#### [Brief]
From the listing below, extract every line in which the word "European" appears.

(Data entries for graphics)
--------------------------------------------------

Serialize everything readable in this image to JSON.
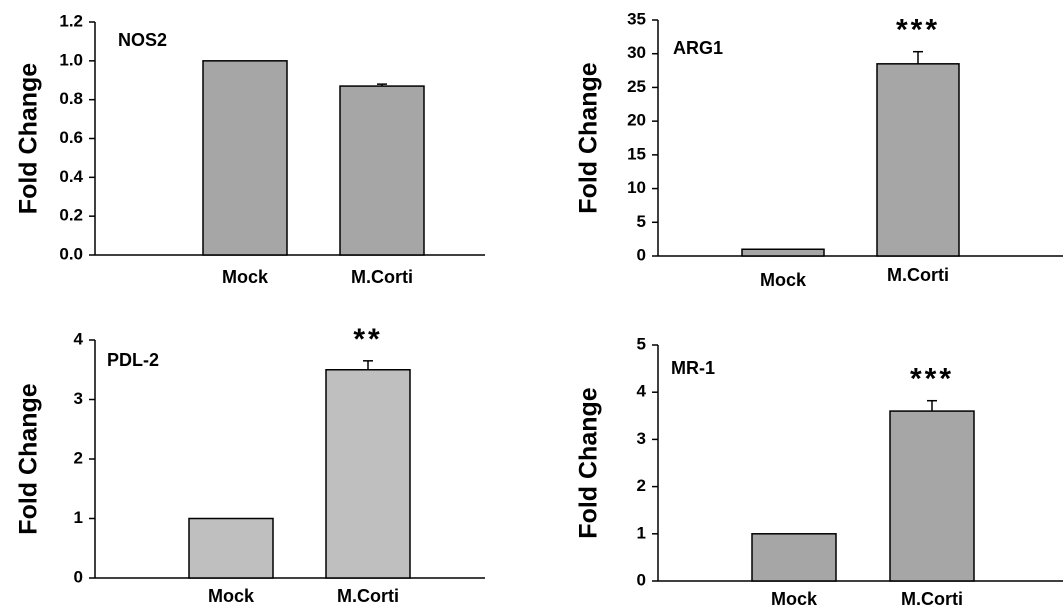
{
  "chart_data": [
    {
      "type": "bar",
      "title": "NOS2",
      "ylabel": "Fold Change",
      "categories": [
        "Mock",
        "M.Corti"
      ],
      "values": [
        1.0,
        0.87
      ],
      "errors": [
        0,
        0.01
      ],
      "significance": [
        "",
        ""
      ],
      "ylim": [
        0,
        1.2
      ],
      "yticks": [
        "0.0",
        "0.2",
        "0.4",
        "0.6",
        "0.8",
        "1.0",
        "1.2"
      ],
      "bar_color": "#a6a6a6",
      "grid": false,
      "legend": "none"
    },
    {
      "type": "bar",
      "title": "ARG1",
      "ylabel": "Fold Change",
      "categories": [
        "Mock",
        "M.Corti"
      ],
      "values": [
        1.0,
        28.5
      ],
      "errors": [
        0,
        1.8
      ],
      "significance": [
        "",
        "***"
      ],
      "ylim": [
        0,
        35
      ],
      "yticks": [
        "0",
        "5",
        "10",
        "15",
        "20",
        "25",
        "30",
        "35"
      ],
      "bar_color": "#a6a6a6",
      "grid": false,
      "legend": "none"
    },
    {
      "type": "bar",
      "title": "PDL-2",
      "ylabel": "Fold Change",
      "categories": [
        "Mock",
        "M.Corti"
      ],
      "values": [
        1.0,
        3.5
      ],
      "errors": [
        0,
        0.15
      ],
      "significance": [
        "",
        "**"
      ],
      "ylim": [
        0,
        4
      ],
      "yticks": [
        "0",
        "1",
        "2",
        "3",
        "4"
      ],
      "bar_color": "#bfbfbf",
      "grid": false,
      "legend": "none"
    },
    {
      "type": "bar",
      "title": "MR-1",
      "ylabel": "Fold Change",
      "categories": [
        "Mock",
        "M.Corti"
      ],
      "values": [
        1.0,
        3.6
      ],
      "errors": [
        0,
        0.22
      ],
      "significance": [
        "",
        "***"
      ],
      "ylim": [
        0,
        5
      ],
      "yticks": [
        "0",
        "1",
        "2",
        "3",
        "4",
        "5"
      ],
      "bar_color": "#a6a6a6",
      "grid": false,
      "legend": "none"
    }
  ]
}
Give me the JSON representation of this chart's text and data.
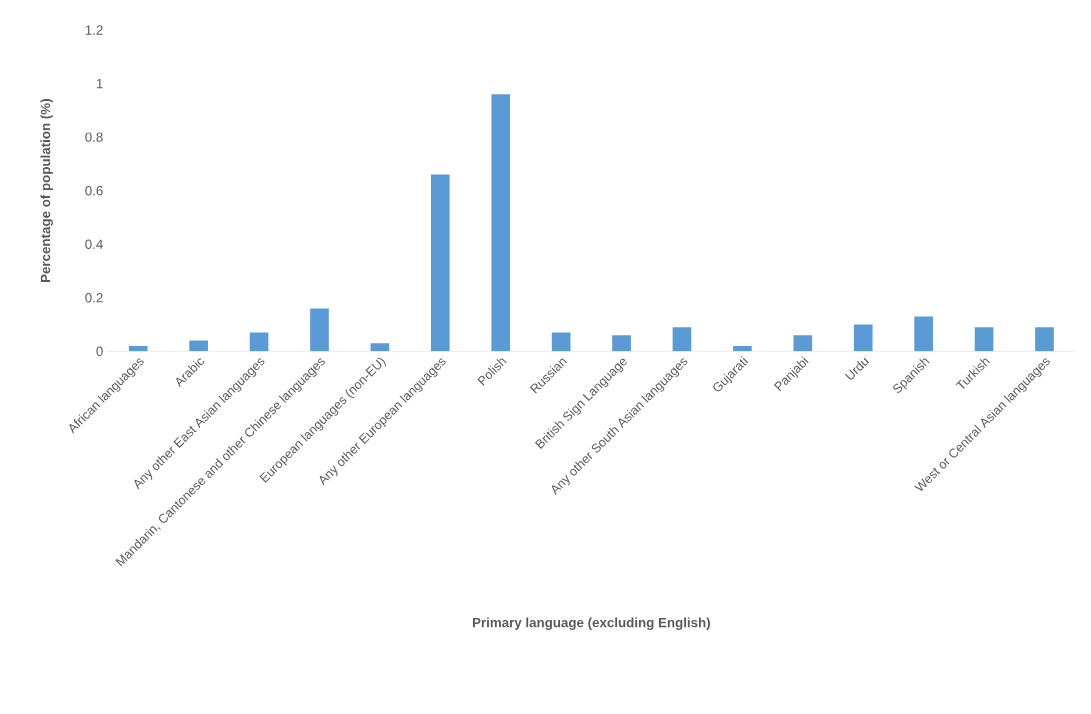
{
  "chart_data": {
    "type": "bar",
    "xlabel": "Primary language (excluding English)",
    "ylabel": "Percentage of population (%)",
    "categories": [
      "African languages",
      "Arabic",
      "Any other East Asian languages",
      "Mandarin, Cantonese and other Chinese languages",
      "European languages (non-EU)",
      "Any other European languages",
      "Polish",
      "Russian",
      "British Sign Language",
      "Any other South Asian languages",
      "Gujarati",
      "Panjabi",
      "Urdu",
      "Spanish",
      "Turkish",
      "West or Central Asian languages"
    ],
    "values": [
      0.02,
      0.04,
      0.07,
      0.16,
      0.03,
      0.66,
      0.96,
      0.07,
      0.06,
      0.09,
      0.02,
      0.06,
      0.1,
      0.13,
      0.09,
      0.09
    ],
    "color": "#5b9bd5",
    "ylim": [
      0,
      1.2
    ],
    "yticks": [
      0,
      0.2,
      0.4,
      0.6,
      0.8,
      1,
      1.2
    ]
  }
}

--------------------------------------------------

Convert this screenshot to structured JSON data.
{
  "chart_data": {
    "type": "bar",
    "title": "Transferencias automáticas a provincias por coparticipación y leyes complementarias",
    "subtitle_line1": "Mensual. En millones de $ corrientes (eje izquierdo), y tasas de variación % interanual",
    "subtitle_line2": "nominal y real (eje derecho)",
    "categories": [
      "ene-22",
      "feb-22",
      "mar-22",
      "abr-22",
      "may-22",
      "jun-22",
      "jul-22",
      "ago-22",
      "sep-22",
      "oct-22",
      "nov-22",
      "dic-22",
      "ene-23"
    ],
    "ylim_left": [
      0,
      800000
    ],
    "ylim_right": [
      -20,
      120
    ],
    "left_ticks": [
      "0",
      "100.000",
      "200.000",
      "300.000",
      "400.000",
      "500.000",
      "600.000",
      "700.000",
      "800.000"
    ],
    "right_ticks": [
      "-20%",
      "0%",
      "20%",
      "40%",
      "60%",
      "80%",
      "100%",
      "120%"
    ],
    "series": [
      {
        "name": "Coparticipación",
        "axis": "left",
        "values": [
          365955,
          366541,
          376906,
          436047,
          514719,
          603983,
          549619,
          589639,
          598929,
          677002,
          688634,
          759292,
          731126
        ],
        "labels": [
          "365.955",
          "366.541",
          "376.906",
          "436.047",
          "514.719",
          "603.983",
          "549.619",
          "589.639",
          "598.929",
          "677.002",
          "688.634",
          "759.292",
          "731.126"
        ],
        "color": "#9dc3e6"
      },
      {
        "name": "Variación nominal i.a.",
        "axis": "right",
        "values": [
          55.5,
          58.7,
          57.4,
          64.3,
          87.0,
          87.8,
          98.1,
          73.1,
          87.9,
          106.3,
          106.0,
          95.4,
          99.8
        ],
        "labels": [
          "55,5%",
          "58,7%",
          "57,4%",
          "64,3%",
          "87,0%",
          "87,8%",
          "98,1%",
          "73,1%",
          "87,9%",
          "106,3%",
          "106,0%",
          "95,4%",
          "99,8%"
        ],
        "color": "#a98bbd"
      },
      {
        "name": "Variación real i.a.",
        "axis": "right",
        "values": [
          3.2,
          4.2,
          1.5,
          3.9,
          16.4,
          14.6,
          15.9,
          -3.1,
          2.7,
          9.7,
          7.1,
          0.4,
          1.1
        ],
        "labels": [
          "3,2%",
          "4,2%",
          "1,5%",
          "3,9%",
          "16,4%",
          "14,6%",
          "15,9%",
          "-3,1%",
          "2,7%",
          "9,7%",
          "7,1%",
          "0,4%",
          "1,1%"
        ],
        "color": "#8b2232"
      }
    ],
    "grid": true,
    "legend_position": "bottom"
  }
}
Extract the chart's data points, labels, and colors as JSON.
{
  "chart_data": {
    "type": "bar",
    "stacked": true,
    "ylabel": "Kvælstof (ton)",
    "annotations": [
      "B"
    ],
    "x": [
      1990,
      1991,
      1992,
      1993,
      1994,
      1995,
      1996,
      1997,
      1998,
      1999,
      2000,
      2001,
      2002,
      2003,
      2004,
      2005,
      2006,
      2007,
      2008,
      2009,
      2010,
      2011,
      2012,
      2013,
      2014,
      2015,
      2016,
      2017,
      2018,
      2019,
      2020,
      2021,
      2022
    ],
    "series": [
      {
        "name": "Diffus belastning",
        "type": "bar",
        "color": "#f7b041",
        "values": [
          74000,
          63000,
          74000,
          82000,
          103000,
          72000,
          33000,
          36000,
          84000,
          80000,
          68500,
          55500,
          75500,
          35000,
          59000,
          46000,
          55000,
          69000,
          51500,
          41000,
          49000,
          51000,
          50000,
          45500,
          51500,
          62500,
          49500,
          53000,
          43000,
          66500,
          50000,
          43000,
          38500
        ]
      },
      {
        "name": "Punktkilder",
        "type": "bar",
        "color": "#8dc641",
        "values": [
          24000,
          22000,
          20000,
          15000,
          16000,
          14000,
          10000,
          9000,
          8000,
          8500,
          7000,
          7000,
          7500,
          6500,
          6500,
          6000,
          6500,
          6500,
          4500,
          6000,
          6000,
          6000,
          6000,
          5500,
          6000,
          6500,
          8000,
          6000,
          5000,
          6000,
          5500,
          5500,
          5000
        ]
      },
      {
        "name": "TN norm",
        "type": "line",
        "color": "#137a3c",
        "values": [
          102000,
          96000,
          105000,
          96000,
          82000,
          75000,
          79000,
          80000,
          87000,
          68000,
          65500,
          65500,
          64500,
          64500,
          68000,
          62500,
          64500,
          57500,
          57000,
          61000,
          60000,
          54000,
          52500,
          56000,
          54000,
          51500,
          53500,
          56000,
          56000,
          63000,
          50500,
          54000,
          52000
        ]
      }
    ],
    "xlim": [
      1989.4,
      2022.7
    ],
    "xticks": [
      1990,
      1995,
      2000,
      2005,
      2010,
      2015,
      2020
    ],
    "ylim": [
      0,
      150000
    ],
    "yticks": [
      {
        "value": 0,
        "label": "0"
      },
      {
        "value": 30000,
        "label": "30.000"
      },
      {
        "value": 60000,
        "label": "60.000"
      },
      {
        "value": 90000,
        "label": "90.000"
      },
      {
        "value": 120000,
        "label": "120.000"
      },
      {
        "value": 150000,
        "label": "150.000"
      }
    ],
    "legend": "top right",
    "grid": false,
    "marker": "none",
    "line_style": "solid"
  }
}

--------------------------------------------------

#### [Response to this exercise]
      "European languages (non-EU)",
      "Any other European languages",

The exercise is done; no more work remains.